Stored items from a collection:
-- BEGIN --
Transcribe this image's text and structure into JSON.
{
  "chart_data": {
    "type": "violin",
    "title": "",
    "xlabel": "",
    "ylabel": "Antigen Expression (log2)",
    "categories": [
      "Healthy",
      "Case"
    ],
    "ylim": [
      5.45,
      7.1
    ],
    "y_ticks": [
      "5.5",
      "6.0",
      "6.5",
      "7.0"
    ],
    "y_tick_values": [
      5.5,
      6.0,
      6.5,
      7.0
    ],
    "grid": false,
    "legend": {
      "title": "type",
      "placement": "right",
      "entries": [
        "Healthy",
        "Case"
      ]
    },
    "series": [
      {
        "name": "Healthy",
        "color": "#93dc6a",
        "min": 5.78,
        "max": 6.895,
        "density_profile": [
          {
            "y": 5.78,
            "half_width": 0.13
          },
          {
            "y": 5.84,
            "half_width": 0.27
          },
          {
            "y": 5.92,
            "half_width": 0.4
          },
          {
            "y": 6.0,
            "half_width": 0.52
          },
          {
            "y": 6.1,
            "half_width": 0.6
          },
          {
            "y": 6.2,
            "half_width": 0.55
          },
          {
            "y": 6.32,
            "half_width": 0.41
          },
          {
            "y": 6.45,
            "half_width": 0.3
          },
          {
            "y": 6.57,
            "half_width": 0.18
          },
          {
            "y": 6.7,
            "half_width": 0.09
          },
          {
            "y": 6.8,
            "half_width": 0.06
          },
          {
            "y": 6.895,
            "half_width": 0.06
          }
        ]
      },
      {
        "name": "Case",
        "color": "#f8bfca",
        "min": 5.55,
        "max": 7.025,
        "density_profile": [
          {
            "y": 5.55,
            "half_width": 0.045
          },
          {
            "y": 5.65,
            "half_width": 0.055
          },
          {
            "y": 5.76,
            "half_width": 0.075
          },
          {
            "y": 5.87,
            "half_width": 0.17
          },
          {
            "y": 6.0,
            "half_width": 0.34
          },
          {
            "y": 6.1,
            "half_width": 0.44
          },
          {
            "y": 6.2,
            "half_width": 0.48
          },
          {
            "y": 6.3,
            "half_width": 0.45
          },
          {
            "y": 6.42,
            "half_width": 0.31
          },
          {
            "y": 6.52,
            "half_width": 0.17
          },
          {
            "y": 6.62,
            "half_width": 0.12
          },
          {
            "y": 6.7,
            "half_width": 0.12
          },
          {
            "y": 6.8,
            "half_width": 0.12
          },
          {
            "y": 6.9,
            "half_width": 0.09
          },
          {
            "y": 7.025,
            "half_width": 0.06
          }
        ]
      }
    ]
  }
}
-- END --
§ Problem statement
Make an exact copy of every entry.

§ Answer to the exercise
Transcribe this image's text and structure into JSON.
{
  "chart_data": {
    "type": "violin",
    "title": "",
    "xlabel": "",
    "ylabel": "Antigen Expression (log2)",
    "categories": [
      "Healthy",
      "Case"
    ],
    "ylim": [
      5.45,
      7.1
    ],
    "y_ticks": [
      "5.5",
      "6.0",
      "6.5",
      "7.0"
    ],
    "y_tick_values": [
      5.5,
      6.0,
      6.5,
      7.0
    ],
    "grid": false,
    "legend": {
      "title": "type",
      "placement": "right",
      "entries": [
        "Healthy",
        "Case"
      ]
    },
    "series": [
      {
        "name": "Healthy",
        "color": "#93dc6a",
        "min": 5.78,
        "max": 6.895,
        "density_profile": [
          {
            "y": 5.78,
            "half_width": 0.13
          },
          {
            "y": 5.84,
            "half_width": 0.27
          },
          {
            "y": 5.92,
            "half_width": 0.4
          },
          {
            "y": 6.0,
            "half_width": 0.52
          },
          {
            "y": 6.1,
            "half_width": 0.6
          },
          {
            "y": 6.2,
            "half_width": 0.55
          },
          {
            "y": 6.32,
            "half_width": 0.41
          },
          {
            "y": 6.45,
            "half_width": 0.3
          },
          {
            "y": 6.57,
            "half_width": 0.18
          },
          {
            "y": 6.7,
            "half_width": 0.09
          },
          {
            "y": 6.8,
            "half_width": 0.06
          },
          {
            "y": 6.895,
            "half_width": 0.06
          }
        ]
      },
      {
        "name": "Case",
        "color": "#f8bfca",
        "min": 5.55,
        "max": 7.025,
        "density_profile": [
          {
            "y": 5.55,
            "half_width": 0.045
          },
          {
            "y": 5.65,
            "half_width": 0.055
          },
          {
            "y": 5.76,
            "half_width": 0.075
          },
          {
            "y": 5.87,
            "half_width": 0.17
          },
          {
            "y": 6.0,
            "half_width": 0.34
          },
          {
            "y": 6.1,
            "half_width": 0.44
          },
          {
            "y": 6.2,
            "half_width": 0.48
          },
          {
            "y": 6.3,
            "half_width": 0.45
          },
          {
            "y": 6.42,
            "half_width": 0.31
          },
          {
            "y": 6.52,
            "half_width": 0.17
          },
          {
            "y": 6.62,
            "half_width": 0.12
          },
          {
            "y": 6.7,
            "half_width": 0.12
          },
          {
            "y": 6.8,
            "half_width": 0.12
          },
          {
            "y": 6.9,
            "half_width": 0.09
          },
          {
            "y": 7.025,
            "half_width": 0.06
          }
        ]
      }
    ]
  }
}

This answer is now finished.